● Records for the task:

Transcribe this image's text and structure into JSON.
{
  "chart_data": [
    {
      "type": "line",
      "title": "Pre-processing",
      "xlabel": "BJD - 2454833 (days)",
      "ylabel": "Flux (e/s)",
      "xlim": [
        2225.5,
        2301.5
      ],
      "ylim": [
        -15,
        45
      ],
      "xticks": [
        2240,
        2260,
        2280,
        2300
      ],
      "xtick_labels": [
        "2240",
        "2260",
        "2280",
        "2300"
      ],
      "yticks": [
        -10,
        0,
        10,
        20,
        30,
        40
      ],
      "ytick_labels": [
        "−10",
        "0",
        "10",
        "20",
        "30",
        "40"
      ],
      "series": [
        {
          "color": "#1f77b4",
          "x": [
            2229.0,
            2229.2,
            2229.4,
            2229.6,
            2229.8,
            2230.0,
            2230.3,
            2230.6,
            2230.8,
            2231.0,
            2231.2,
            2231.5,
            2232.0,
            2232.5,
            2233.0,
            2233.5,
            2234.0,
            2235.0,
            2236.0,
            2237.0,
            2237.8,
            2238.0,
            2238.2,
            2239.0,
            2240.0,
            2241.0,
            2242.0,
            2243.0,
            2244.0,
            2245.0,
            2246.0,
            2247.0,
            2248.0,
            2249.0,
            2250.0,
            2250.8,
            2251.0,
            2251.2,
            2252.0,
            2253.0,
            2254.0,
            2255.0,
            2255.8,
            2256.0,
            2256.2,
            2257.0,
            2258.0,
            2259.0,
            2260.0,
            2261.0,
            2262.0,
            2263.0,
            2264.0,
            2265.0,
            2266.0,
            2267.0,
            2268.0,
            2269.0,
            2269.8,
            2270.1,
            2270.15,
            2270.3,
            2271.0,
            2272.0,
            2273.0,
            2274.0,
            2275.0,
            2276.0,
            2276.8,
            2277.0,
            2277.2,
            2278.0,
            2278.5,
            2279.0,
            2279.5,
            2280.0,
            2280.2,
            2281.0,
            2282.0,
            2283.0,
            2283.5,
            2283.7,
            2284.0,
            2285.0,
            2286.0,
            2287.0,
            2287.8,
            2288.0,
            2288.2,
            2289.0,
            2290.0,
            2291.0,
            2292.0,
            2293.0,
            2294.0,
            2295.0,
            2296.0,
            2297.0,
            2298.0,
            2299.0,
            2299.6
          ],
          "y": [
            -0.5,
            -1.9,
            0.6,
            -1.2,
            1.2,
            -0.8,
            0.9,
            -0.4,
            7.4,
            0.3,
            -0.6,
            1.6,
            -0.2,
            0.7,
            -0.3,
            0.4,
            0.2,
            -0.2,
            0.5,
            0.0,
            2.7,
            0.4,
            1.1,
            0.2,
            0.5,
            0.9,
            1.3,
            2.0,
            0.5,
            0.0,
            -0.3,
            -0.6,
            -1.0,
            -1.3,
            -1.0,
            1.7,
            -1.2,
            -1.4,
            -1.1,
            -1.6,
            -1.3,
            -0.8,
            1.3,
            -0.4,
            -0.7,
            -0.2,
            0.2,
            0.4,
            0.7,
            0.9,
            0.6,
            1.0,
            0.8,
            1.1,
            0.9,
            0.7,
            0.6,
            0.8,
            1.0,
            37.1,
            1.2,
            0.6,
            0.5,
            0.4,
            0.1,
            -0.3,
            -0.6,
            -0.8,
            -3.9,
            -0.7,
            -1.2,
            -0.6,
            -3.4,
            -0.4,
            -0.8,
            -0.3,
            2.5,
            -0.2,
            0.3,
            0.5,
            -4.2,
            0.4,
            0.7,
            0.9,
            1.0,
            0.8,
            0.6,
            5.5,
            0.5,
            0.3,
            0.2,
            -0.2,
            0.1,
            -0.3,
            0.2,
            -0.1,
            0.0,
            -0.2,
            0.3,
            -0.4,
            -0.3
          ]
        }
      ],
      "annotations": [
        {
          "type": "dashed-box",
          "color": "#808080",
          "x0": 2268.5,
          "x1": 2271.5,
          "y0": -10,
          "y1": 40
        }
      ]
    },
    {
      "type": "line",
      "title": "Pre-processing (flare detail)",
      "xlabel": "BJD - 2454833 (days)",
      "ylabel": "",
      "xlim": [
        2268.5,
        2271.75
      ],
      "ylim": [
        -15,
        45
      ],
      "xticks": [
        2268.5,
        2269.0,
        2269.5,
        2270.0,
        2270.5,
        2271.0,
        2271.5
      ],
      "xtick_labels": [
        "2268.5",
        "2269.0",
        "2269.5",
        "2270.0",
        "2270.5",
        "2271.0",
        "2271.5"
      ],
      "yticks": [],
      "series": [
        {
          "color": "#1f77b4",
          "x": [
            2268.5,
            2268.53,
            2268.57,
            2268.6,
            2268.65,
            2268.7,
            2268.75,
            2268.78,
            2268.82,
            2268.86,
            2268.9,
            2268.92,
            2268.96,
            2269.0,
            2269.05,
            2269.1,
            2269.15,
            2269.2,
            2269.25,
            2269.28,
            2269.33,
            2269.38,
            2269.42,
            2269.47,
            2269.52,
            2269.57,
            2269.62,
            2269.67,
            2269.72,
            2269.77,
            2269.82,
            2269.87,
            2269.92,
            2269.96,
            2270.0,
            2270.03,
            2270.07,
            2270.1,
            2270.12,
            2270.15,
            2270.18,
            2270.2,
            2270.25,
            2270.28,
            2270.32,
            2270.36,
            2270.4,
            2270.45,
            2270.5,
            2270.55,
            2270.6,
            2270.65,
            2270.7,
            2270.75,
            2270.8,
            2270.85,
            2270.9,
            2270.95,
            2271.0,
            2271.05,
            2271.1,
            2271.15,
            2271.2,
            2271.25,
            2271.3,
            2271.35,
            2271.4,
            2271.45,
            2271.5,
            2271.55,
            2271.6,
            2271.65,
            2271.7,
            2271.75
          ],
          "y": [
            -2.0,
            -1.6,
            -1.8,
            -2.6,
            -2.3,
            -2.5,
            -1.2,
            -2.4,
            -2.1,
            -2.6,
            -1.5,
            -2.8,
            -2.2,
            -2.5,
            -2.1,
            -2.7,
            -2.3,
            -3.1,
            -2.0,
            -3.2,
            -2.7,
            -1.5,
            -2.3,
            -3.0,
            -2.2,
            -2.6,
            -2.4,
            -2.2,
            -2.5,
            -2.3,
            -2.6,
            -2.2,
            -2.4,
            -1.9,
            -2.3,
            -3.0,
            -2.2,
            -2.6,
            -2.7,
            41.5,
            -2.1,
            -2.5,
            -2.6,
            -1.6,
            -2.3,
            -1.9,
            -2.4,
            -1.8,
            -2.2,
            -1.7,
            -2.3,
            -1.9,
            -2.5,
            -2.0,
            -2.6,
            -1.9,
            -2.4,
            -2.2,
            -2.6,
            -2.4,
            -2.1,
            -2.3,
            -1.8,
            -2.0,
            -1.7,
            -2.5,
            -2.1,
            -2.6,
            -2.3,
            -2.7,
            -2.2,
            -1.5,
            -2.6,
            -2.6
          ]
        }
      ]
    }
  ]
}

● Task brief: From the listing, copy every line where the string "processing" appears.

● Full response:
      "title": "Pre-processing",
      "title": "Pre-processing (flare detail)",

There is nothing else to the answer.